TASK TO CARRY OUT: Transcribe the data in full and exactly, omitting any pictures.

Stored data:
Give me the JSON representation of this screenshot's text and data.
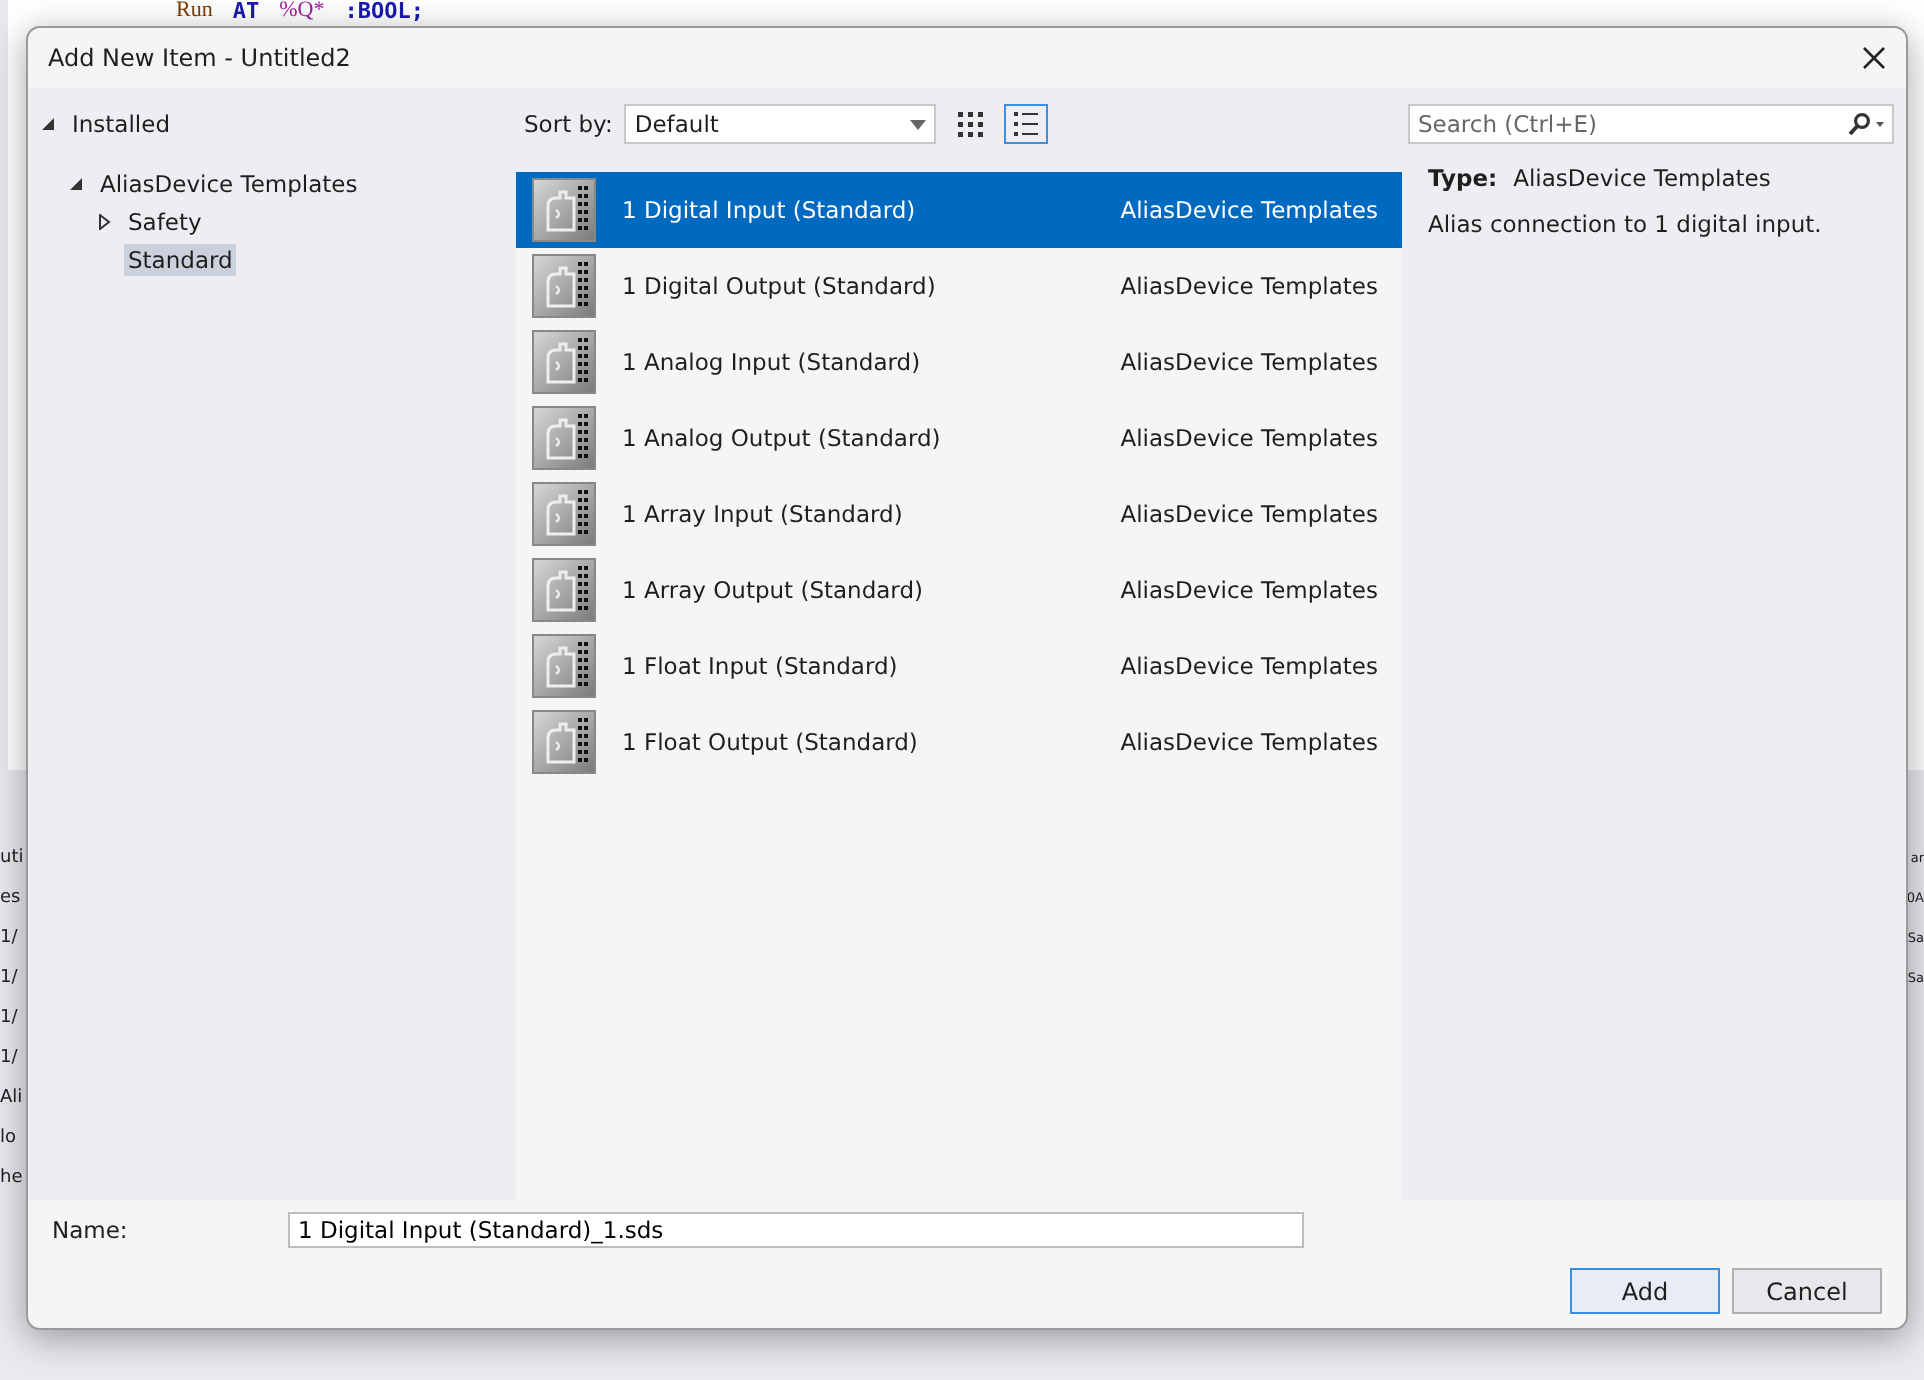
{
  "background": {
    "code_line": [
      {
        "text": "Run",
        "kind": "ident"
      },
      {
        "text": "AT",
        "kind": "keyword"
      },
      {
        "text": "%Q*",
        "kind": "address"
      },
      {
        "text": ":BOOL;",
        "kind": "keyword"
      }
    ],
    "left_fragments": [
      "uti",
      "es",
      "1/",
      "1/",
      "1/",
      "1/",
      "Ali",
      "lo",
      "he"
    ],
    "right_fragments": [
      "ar",
      "0A",
      "Sa",
      "Sa"
    ]
  },
  "window": {
    "title": "Add New Item - Untitled2"
  },
  "tree": [
    {
      "label": "Installed",
      "expanded": true,
      "selected": false,
      "children": [
        {
          "label": "AliasDevice Templates",
          "expanded": true,
          "selected": false,
          "children": [
            {
              "label": "Safety",
              "expanded": false,
              "selected": false
            },
            {
              "label": "Standard",
              "selected": true
            }
          ]
        }
      ]
    }
  ],
  "sort": {
    "label": "Sort by:",
    "value": "Default"
  },
  "views": [
    {
      "kind": "grid",
      "selected": false
    },
    {
      "kind": "list",
      "selected": true
    }
  ],
  "search": {
    "placeholder": "Search (Ctrl+E)"
  },
  "items": [
    {
      "name": "1 Digital Input (Standard)",
      "category": "AliasDevice Templates",
      "selected": true
    },
    {
      "name": "1 Digital Output (Standard)",
      "category": "AliasDevice Templates",
      "selected": false
    },
    {
      "name": "1 Analog Input (Standard)",
      "category": "AliasDevice Templates",
      "selected": false
    },
    {
      "name": "1 Analog Output (Standard)",
      "category": "AliasDevice Templates",
      "selected": false
    },
    {
      "name": "1 Array Input (Standard)",
      "category": "AliasDevice Templates",
      "selected": false
    },
    {
      "name": "1 Array Output (Standard)",
      "category": "AliasDevice Templates",
      "selected": false
    },
    {
      "name": "1 Float Input (Standard)",
      "category": "AliasDevice Templates",
      "selected": false
    },
    {
      "name": "1 Float Output (Standard)",
      "category": "AliasDevice Templates",
      "selected": false
    }
  ],
  "details": {
    "type_label": "Type:",
    "type_value": "AliasDevice Templates",
    "description": "Alias connection to 1 digital input."
  },
  "name_field": {
    "label": "Name:",
    "value": "1 Digital Input (Standard)_1.sds"
  },
  "buttons": [
    {
      "label": "Add",
      "kind": "default"
    },
    {
      "label": "Cancel",
      "kind": "normal"
    }
  ]
}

TASK RESPONSE:
Give me the JSON representation of this screenshot's text and data.
{
  "background": {
    "code_line": [
      {
        "text": "Run",
        "kind": "ident"
      },
      {
        "text": "AT",
        "kind": "keyword"
      },
      {
        "text": "%Q*",
        "kind": "address"
      },
      {
        "text": ":BOOL;",
        "kind": "keyword"
      }
    ],
    "left_fragments": [
      "uti",
      "es",
      "1/",
      "1/",
      "1/",
      "1/",
      "Ali",
      "lo",
      "he"
    ],
    "right_fragments": [
      "ar",
      "0A",
      "Sa",
      "Sa"
    ]
  },
  "window": {
    "title": "Add New Item - Untitled2"
  },
  "tree": [
    {
      "label": "Installed",
      "expanded": true,
      "selected": false,
      "children": [
        {
          "label": "AliasDevice Templates",
          "expanded": true,
          "selected": false,
          "children": [
            {
              "label": "Safety",
              "expanded": false,
              "selected": false
            },
            {
              "label": "Standard",
              "selected": true
            }
          ]
        }
      ]
    }
  ],
  "sort": {
    "label": "Sort by:",
    "value": "Default"
  },
  "views": [
    {
      "kind": "grid",
      "selected": false
    },
    {
      "kind": "list",
      "selected": true
    }
  ],
  "search": {
    "placeholder": "Search (Ctrl+E)"
  },
  "items": [
    {
      "name": "1 Digital Input (Standard)",
      "category": "AliasDevice Templates",
      "selected": true
    },
    {
      "name": "1 Digital Output (Standard)",
      "category": "AliasDevice Templates",
      "selected": false
    },
    {
      "name": "1 Analog Input (Standard)",
      "category": "AliasDevice Templates",
      "selected": false
    },
    {
      "name": "1 Analog Output (Standard)",
      "category": "AliasDevice Templates",
      "selected": false
    },
    {
      "name": "1 Array Input (Standard)",
      "category": "AliasDevice Templates",
      "selected": false
    },
    {
      "name": "1 Array Output (Standard)",
      "category": "AliasDevice Templates",
      "selected": false
    },
    {
      "name": "1 Float Input (Standard)",
      "category": "AliasDevice Templates",
      "selected": false
    },
    {
      "name": "1 Float Output (Standard)",
      "category": "AliasDevice Templates",
      "selected": false
    }
  ],
  "details": {
    "type_label": "Type:",
    "type_value": "AliasDevice Templates",
    "description": "Alias connection to 1 digital input."
  },
  "name_field": {
    "label": "Name:",
    "value": "1 Digital Input (Standard)_1.sds"
  },
  "buttons": [
    {
      "label": "Add",
      "kind": "default"
    },
    {
      "label": "Cancel",
      "kind": "normal"
    }
  ]
}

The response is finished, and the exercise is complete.